◆ **Aim**
Give only one thing: the number of lines that include the word "ylabel".

** START **

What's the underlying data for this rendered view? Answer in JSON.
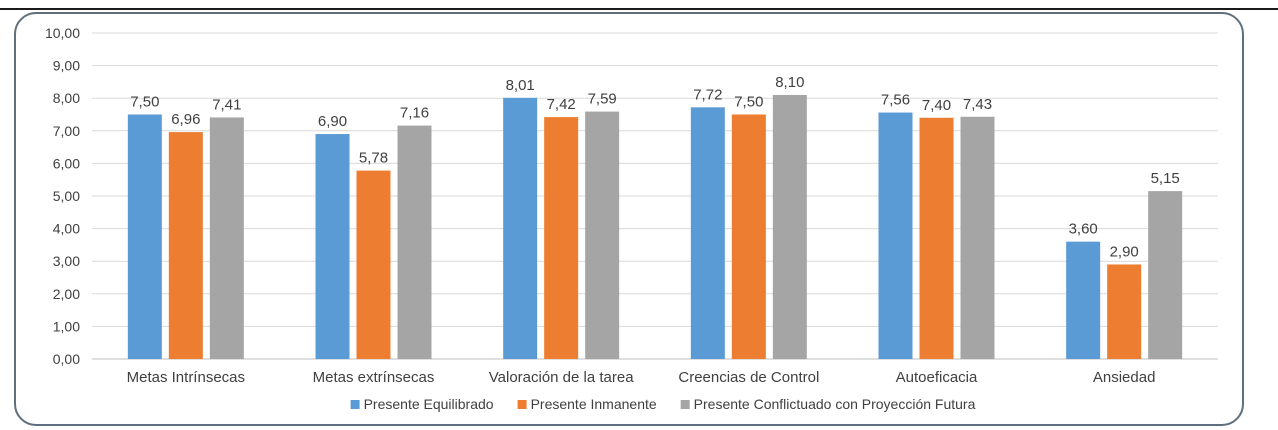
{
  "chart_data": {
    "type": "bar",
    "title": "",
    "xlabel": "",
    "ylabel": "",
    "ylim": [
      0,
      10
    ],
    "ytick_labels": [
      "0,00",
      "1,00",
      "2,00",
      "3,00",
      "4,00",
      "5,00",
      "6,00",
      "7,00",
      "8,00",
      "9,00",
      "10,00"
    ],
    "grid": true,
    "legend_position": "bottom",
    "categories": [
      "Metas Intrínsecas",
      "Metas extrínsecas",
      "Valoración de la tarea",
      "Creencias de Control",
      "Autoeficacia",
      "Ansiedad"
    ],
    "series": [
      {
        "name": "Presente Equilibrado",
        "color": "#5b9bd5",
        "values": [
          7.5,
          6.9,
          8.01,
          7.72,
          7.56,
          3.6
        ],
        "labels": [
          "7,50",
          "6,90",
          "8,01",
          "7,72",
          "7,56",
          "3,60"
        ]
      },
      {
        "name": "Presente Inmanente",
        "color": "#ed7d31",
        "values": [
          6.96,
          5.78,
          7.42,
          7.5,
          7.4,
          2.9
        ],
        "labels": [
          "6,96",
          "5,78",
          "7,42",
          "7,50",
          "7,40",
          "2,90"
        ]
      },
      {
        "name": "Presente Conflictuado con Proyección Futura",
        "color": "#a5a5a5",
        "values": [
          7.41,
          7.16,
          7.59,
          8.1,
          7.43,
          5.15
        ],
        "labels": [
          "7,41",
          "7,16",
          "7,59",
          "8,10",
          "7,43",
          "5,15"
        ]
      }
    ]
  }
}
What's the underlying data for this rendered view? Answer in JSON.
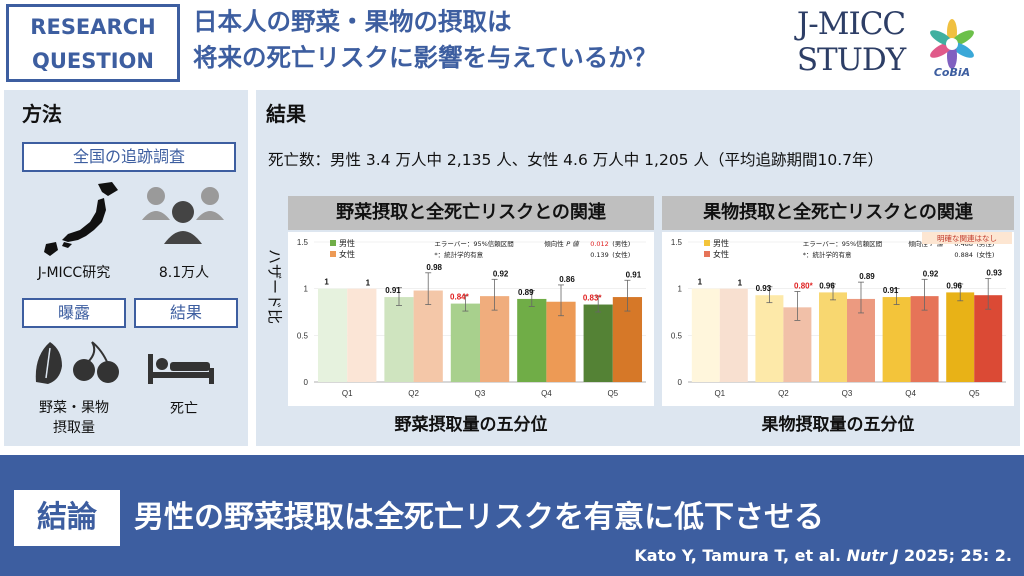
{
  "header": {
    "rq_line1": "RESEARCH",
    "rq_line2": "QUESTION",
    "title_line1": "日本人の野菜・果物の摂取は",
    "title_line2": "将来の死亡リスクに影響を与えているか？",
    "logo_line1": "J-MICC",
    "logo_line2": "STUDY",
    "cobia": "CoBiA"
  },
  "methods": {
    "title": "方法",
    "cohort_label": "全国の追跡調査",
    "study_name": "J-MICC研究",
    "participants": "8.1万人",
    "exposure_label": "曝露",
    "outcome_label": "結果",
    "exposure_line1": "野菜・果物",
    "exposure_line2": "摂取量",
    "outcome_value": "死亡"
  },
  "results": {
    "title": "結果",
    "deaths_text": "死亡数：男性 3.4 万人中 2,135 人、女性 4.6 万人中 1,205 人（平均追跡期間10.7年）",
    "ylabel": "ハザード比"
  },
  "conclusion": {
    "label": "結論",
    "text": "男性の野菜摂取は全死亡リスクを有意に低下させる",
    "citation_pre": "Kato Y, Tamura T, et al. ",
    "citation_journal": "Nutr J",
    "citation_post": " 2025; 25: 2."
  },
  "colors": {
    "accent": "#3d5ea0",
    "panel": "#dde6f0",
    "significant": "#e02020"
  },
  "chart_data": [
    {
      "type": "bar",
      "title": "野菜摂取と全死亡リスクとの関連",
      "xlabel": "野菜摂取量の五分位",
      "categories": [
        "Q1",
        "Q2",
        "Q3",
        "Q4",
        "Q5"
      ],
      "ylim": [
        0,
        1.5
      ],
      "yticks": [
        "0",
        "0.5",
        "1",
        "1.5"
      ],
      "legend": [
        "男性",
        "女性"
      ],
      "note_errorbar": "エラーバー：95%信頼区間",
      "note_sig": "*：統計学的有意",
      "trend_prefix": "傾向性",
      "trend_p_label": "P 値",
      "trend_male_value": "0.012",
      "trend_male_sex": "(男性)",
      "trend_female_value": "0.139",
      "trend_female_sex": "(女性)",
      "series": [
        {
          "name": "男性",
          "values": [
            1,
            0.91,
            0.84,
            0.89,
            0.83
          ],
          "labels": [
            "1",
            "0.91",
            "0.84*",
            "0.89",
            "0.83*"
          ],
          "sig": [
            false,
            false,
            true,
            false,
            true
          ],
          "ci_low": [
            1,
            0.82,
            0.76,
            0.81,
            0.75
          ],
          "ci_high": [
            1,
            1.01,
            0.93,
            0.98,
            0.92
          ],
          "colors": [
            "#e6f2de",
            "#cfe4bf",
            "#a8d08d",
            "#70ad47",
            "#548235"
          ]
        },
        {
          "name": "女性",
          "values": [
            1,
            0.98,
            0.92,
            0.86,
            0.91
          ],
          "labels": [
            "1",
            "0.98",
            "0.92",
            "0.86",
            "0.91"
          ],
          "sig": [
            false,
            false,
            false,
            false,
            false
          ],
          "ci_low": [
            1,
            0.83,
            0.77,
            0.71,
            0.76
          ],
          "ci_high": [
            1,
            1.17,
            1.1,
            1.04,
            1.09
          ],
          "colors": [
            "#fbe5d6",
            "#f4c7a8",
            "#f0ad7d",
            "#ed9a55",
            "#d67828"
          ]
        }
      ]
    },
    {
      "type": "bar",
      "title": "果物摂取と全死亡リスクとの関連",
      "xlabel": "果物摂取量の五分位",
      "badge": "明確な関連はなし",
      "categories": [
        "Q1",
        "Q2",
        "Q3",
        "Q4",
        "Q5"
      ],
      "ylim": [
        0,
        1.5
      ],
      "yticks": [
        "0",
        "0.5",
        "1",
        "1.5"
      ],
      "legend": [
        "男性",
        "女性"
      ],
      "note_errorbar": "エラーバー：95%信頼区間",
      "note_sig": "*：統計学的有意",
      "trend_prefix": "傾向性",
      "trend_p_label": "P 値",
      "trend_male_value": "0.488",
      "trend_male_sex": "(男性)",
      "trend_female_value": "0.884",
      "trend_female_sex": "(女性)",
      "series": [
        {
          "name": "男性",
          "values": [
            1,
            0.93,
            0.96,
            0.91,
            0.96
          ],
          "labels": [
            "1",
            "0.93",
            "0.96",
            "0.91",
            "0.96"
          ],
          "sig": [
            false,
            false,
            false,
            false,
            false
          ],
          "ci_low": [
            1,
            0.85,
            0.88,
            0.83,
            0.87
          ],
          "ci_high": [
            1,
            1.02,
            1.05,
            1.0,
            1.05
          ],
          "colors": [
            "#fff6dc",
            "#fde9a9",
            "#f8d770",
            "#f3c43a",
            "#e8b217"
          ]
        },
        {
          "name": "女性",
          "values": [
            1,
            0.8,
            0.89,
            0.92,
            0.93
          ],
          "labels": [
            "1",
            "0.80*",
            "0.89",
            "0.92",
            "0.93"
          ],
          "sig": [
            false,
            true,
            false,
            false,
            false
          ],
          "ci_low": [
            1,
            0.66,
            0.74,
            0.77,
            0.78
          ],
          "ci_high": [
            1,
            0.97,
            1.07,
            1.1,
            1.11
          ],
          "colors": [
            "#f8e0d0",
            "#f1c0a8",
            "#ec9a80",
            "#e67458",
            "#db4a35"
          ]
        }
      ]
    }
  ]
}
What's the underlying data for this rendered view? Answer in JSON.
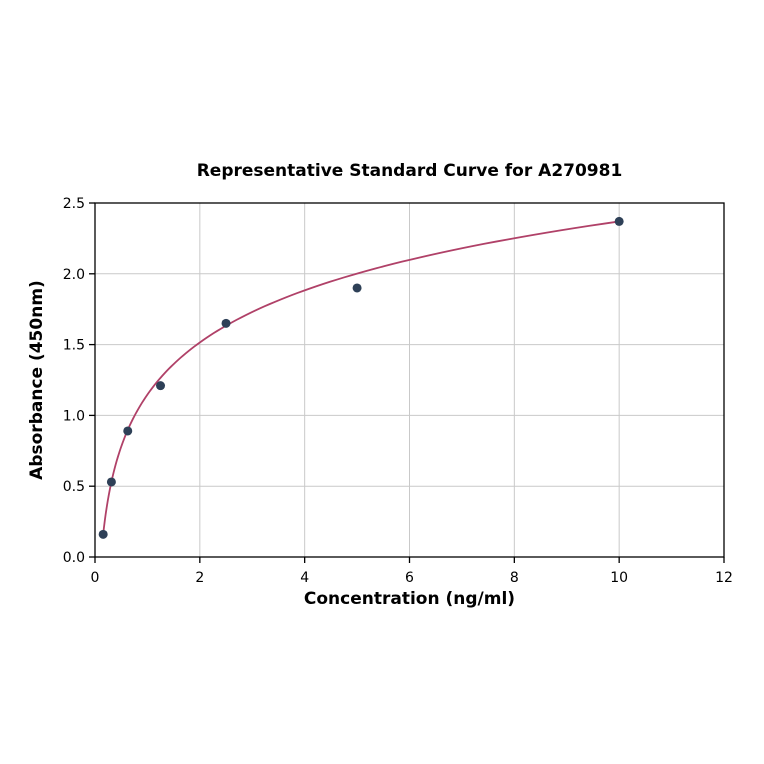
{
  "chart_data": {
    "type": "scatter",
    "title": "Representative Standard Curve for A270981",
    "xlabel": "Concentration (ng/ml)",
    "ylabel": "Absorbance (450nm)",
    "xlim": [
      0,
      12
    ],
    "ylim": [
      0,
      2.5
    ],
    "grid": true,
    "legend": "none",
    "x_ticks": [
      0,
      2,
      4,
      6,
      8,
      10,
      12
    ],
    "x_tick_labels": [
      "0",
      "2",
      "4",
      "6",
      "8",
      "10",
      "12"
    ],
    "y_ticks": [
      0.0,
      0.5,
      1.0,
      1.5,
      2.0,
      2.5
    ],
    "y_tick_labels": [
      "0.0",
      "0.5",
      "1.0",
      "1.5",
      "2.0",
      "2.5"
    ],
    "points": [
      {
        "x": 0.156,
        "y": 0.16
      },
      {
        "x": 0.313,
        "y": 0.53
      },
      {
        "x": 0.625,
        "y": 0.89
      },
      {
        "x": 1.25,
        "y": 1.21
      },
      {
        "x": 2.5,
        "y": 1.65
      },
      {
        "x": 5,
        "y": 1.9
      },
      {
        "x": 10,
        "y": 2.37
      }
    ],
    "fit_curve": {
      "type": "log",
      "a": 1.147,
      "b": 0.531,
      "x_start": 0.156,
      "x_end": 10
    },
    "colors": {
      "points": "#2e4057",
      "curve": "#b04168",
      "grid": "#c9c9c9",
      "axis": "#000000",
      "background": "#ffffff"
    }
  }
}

** END **

◆ **The reply**
3